- Texte fourni -
J-03-117
Droit commercial général – Bail commercial – Arriérés de loyers – Demande en expulsion – Mise en demeure préalable (non) – Règlement des loyers litigieux – Expulsion (non).
C'est à tort que le premier Juge a cru devoir ordonner l'expulsion du locataire des lieux qu'il occupe, dès lors que d'une part, les arriérés de loyers ont été payés, et que d'autre part, le bailleur n'a pas servi de mise en demeure pour les loyers impayés postérieurs à la saisine du Juge.
[Cour d'Appel d'Abidjan. Arrêt N° 331 du 20 mars 2001Clinqiue des Lagune c/ G.H.B., le Juris Ohada, n° 1/2003, janvier-mars 2003, p. 51 et note).

Enregistrements d'annotation de mise en page:

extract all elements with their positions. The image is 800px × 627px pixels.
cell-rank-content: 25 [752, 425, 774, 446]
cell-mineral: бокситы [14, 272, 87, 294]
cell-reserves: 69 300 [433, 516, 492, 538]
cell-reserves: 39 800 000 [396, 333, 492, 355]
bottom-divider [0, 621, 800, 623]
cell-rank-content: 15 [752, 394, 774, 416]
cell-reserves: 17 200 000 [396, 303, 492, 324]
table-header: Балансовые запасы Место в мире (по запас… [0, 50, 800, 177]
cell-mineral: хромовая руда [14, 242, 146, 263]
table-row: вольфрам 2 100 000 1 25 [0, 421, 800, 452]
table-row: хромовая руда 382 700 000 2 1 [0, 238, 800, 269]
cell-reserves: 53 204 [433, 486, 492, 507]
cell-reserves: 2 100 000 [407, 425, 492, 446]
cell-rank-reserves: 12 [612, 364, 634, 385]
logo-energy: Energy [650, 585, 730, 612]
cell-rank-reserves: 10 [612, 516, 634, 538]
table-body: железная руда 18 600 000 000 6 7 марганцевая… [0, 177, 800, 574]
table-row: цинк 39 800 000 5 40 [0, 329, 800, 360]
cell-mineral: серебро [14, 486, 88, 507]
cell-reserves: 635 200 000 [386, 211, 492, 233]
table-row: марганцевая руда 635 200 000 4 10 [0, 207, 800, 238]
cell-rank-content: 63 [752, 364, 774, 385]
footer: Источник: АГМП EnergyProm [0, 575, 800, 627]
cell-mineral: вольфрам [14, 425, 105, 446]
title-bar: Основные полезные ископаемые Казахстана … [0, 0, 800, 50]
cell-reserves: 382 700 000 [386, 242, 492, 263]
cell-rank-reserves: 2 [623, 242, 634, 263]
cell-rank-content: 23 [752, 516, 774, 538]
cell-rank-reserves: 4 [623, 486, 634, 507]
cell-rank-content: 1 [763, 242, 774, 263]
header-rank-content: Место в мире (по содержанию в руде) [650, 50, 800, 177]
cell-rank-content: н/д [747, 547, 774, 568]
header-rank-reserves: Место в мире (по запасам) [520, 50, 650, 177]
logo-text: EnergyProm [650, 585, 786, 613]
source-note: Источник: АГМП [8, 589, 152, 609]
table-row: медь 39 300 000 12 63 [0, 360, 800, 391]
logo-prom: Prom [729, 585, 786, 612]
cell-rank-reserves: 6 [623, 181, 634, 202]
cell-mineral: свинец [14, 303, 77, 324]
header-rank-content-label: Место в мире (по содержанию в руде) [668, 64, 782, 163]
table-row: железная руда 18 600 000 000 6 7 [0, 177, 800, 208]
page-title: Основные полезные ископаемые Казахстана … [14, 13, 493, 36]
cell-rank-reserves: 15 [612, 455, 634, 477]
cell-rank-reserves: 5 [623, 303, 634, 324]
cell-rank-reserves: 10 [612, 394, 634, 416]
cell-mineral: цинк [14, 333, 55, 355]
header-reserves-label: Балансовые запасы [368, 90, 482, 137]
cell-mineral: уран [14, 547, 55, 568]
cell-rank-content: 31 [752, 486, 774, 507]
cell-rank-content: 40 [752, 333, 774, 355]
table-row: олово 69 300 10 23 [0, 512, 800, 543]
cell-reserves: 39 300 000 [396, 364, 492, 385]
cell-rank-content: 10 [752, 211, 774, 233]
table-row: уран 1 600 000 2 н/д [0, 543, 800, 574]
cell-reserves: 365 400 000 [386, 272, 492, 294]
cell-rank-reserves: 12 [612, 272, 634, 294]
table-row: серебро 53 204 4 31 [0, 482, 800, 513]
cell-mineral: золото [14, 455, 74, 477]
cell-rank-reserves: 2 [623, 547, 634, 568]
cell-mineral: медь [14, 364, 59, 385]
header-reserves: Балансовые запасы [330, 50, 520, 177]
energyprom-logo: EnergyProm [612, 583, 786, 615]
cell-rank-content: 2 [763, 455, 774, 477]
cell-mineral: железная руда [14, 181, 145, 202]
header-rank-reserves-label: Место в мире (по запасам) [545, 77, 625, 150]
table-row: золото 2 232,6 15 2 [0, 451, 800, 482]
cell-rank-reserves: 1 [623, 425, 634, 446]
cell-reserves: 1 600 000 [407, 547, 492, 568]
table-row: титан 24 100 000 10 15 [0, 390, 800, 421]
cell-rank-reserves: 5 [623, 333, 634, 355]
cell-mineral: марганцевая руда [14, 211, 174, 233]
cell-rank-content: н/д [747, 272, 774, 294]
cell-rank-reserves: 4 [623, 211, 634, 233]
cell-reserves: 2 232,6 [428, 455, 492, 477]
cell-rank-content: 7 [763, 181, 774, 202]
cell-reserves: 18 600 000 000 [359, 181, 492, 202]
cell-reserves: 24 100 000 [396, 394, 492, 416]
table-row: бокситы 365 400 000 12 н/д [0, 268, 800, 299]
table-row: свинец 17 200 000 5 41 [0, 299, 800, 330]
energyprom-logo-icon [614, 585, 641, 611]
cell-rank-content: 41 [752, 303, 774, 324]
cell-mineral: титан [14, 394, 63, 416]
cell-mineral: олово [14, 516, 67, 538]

- Consigne 1 -
Recopiez fidèlement le passage du texte sur le bail commercial, depuis « C'est à tort » jusqu'à « saisine du Juge. » inclus.
- Consigne 2 -
Répondez brièvement aux questions suivantes d'après le texte sur le bail commercial.
(a) Quelle juridiction a rendu l'arrêt cité ?
(b) Qu'est-ce qui, selon le texte, a été payé ?
(c) Pour quels loyers le bailleur n'a-t-il pas servi de mise en demeure ?

- Réponse rédigée 1 -
C'est à tort que le premier Juge a cru devoir ordonner l'expulsion du locataire des lieux qu'il occupe, dès lors que d'une part, les arriérés de loyers ont été payés, et que d'autre part, le bailleur n'a pas servi de mise en demeure pour les loyers impayés postérieurs à la saisine du Juge.

- Réponse rédigée 2 -
(a) La Cour d'Appel d'Abidjan.
(b) Les arriérés de loyers.
(c) Pour les loyers impayés postérieurs à la saisine du Juge.